The problem :: Work through the listing below and count the lines that hold "wells". Answer with the number alone.
------ Data shown ------
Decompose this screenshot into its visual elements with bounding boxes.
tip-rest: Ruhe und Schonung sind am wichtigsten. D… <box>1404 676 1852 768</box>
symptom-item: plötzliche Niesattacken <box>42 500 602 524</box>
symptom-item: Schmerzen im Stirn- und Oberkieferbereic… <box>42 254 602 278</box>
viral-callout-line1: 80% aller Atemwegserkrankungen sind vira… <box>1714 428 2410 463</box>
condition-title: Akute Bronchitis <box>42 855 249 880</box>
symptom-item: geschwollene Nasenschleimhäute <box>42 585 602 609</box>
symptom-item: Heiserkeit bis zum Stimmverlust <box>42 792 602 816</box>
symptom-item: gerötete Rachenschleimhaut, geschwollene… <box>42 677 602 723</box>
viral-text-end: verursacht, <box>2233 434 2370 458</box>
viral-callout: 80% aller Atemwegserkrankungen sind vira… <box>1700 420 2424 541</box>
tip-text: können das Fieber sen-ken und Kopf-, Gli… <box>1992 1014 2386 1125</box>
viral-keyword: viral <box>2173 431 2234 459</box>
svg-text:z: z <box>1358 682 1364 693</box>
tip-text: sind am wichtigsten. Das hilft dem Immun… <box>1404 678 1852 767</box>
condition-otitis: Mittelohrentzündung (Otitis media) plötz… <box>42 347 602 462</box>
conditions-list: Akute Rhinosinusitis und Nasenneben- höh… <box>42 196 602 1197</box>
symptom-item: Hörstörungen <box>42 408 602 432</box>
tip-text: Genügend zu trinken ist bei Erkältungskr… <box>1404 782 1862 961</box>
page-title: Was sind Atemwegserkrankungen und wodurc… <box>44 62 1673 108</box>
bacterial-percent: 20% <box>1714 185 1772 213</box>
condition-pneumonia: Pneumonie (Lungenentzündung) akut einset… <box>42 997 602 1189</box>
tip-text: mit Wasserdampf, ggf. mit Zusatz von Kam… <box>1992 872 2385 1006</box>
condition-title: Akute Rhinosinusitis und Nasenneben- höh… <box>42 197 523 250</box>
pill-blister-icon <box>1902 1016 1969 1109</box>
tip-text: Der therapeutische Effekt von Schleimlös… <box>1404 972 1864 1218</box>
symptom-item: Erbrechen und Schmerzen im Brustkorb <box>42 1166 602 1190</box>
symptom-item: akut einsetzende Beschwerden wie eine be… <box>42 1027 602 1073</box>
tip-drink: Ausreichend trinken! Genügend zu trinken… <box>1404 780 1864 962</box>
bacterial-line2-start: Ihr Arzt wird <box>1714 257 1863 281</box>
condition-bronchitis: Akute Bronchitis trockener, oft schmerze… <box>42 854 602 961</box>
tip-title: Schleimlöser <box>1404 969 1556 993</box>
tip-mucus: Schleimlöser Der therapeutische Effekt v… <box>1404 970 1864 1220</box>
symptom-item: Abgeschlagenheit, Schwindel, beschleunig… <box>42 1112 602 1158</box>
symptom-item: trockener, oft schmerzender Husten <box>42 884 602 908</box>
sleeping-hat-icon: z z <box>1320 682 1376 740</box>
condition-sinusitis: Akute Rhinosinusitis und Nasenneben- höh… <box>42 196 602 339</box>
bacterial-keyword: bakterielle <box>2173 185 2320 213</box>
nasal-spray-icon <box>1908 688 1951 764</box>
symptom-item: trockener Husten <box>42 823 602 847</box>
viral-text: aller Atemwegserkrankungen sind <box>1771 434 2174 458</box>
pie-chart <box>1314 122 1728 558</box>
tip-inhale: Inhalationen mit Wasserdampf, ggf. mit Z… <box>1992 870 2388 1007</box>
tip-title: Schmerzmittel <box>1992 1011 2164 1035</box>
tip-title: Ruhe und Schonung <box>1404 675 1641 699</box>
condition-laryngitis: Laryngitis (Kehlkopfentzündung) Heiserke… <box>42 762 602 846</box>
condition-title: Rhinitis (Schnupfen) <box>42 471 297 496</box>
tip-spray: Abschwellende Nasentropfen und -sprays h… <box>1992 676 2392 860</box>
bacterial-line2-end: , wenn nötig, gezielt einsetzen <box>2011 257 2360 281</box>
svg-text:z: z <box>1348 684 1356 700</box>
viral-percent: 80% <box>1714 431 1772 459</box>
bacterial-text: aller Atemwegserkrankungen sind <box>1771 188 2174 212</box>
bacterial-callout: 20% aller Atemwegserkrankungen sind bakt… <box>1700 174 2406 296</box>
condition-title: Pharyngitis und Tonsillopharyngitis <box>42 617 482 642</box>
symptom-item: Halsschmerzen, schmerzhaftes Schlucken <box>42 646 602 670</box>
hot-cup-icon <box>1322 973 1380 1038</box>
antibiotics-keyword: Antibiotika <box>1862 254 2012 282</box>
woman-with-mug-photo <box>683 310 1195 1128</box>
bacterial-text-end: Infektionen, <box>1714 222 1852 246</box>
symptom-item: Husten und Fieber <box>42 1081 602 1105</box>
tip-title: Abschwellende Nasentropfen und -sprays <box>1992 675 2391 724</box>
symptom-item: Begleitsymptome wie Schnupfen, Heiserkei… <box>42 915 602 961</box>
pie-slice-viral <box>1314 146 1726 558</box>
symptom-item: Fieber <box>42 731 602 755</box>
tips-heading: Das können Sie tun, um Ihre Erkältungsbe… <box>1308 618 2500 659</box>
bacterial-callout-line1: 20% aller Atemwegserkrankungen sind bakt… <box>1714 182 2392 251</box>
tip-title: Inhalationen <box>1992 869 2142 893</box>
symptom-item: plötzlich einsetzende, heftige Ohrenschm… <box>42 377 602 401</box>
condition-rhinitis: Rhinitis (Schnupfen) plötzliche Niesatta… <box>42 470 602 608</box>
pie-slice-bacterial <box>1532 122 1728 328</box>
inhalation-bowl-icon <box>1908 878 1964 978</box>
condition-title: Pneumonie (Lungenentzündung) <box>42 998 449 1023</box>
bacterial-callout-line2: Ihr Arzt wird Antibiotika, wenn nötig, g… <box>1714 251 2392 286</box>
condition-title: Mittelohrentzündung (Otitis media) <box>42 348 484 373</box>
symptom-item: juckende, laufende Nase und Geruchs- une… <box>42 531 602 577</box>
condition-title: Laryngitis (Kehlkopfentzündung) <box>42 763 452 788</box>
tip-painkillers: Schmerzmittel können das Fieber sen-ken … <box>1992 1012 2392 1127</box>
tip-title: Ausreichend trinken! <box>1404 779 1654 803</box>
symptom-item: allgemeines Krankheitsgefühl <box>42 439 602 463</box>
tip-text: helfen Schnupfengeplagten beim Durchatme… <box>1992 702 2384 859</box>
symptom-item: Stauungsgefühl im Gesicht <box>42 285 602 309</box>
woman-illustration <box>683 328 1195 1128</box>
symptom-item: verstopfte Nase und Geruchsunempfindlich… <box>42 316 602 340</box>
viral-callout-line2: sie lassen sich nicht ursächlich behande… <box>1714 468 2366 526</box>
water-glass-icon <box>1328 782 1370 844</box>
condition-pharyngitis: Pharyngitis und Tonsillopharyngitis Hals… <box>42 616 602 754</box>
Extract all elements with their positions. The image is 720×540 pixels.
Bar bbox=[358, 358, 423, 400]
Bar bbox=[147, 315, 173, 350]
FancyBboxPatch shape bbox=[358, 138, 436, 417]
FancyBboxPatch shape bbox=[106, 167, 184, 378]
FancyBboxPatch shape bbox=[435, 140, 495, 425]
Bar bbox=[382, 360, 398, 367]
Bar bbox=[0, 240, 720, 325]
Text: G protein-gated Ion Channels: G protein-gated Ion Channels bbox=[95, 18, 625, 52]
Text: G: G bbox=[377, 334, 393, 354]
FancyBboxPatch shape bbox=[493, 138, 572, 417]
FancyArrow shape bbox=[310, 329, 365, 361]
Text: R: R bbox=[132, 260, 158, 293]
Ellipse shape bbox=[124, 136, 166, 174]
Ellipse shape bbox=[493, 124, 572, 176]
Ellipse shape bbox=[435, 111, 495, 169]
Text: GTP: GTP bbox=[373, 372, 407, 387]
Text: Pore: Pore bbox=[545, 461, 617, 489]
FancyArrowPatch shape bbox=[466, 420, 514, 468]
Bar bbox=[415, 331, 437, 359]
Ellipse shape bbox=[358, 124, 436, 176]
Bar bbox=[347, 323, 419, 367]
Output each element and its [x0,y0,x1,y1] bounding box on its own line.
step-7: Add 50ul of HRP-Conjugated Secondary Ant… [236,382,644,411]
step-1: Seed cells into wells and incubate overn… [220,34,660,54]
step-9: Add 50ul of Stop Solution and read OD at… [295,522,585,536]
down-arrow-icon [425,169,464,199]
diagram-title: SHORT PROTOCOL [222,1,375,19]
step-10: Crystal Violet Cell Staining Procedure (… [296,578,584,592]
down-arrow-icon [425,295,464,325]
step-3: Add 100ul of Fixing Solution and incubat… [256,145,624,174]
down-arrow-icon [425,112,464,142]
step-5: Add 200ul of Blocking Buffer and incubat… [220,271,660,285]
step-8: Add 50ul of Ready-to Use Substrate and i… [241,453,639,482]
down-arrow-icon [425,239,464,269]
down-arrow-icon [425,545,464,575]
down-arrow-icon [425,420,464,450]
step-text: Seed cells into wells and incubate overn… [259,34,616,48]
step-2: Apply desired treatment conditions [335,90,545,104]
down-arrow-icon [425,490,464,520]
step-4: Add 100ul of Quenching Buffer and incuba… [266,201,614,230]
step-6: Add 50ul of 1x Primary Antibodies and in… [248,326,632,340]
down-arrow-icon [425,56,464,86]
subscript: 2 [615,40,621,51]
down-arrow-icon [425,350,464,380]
------
Output below :: 2